=== EXTRACT PROVIDED ===
A New Frontier for Brand Advocacy

Gary Grates
Gary Grates

The New Year often is a time of reflection and forward thinking. What will 2015 have in store for organizations in terms of employee engagement and customer connectivity? What can we use and leverage from 2014 to inform and advance approaches and tactics? We know customers, employees and other stakeholders will continue to see more information at their fingertips and a rapidly increasing number of platforms where they can express opinions, both good and bad. In this landscape, the traditional model of attracting and retaining business and talent simply won’t work.

A brand’s reputation no longer is driven solely by paid content and messaging, but by relationships informed by all stakeholders involved with the organization. These relationships are enhanced through a more sophisticated view of just who are the most effective influencers.

During the past two years we have heard top CEOs predict that social media will replace websites and call centers as the primary tools for customer interaction.

And why not, with at least 53 percent of B2B buyers following the social media conversations of vendors regarding products they are considering for purchasing.

Then there is the always-pressing issue of employee recruitment. Companies that prioritize the employer brand in 2015 are 250 percent more likely to rate overall talent acquisition efforts as highly effective and 130 percent more likely to see increases in employee engagement, according to Brandon Hall Group.

The “employer brand” is a set of characteristics (values, culture) and expectations associated with working at an organization.

Social media, of course, is disrupting significantly these areas of business. At the heart of this digital world is the workforce. Employees are active on multiple platforms daily and their sentiments are magnified to a significant degree.

To that end, empowering employees to take an active, informed role in sharing information, promoting ideas and becoming an influence in shaping perspectives on the business is becoming an important element in organizations’ communications plans.

Here are several benefits from turning your employees into workforce advocates:

1. Expand the brand’s reach through an authentic voice. Employees want to work for a company they believe in. This sense of pride can and does compel engaged employees to speak positively and persuasively about the brand, online and offline.

The authenticity of a personal Facebook page or a recommendation about products and services can’t be bought.

It’s also essential to reach today’s customers, prospects and interested parties, who are hip to traditional marketing tactics and disingenuous branding.

Employees are trustworthy members of a community. By activating employees through a disciplined effort you acquire a believable voice that customers are far more likely to trust than, say, a paid advertisement or your company website.

Whether it’s which insurance plan to choose, which product to purchase or where to shop, your customers in 2015 will be listening to how your employees communicate their day-to-day realities of the company.

Proof is in the numbers. Employee social media accounts have 10 times more followers than corporate accounts, according to a 2013 Cisco study.

2. Leverage employee knowledge. The benefits of activating your employees as advocates are not based entirely on the business. Digital is a complement to not a replacement for relationship-building within the company. Now, perhaps more than ever, establishing internal connections through communications is paramount to corporate success.
=== RAW RECORDS ===
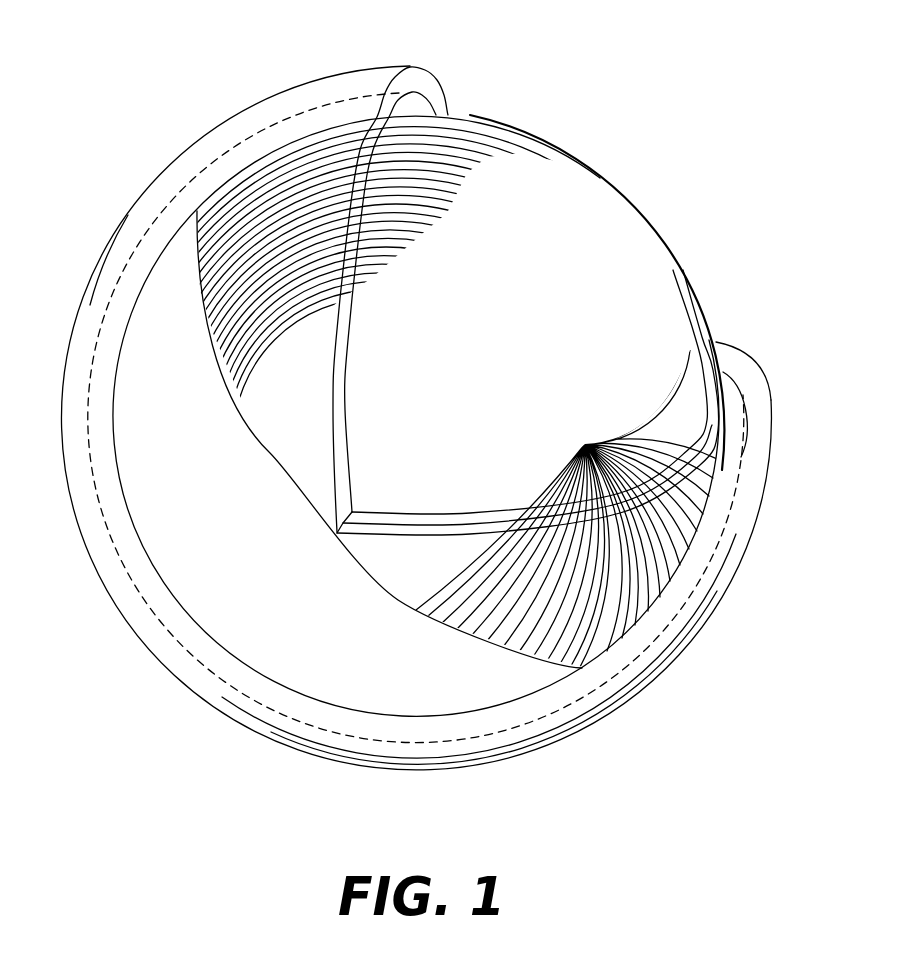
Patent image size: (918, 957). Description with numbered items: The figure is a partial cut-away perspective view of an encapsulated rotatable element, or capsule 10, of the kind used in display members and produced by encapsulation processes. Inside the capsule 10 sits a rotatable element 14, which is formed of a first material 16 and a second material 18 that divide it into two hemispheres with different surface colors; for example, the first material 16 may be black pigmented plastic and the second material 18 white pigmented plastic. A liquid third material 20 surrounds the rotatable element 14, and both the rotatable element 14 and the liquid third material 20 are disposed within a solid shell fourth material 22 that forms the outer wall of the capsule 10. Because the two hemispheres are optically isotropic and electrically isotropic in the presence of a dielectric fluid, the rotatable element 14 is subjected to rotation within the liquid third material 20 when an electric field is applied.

The capsule 10 is at (155, 123).
The rotatable element 14 is at (632, 165).
The first material 16 is at (660, 287).
The second material 18 is at (403, 663).
The liquid third material 20 is at (413, 105).
The solid shell fourth material 22 is at (762, 410).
===
- [EXERCISE TASK]: Pick up the article on employees as brand advocates after its final sentence and carry it forward.

- [RESULT OF THIS TASK]:
Studies show that people like doing three things online: Share information and experiences; share perspectives; and solve problems.

An advocacy effort allows employees to spread information, seek new ideas and help customers with issues or problems. In turn, satisfaction, engagement and motivation increase among employees.

3. A credible source. Armed with firsthand knowledge about the daily operation and overall goals, an employee is a trusted resource when an organization is discussed, whether at a company picnic or on an online forum such as Reddit.

Ultimately, all anyone can do without direct line-of-sight into an organization is guess. An employee, however, has firsthand knowledge and can balance an argument in either direction.

Considering the industry connections and links found in an employee’s personal and professional networks, this alone could be a significant factor in shaping corporate reputation.

In 2015, companies that can define and fuel a compelling employee advocacy effort have a real opportunity to break through, engender new and

more robust relationships and increase internal engagement.

For PR pros, an advocacy initiative positions the function and its value front and center with leadership while having your greatest asset—employees—participate in the new age of influence.

Taking Action

When starting an employee advocate program, try using the formula below:

Start with a pilot program. Why? To fail fast. If it doesn’t work, then resources can be redirected quickly and lessons applied elsewhere.

Find the persuaders. Not more than 50 people (or fewer depending on company size) or those who already are “socially adept” and comfortable with the process.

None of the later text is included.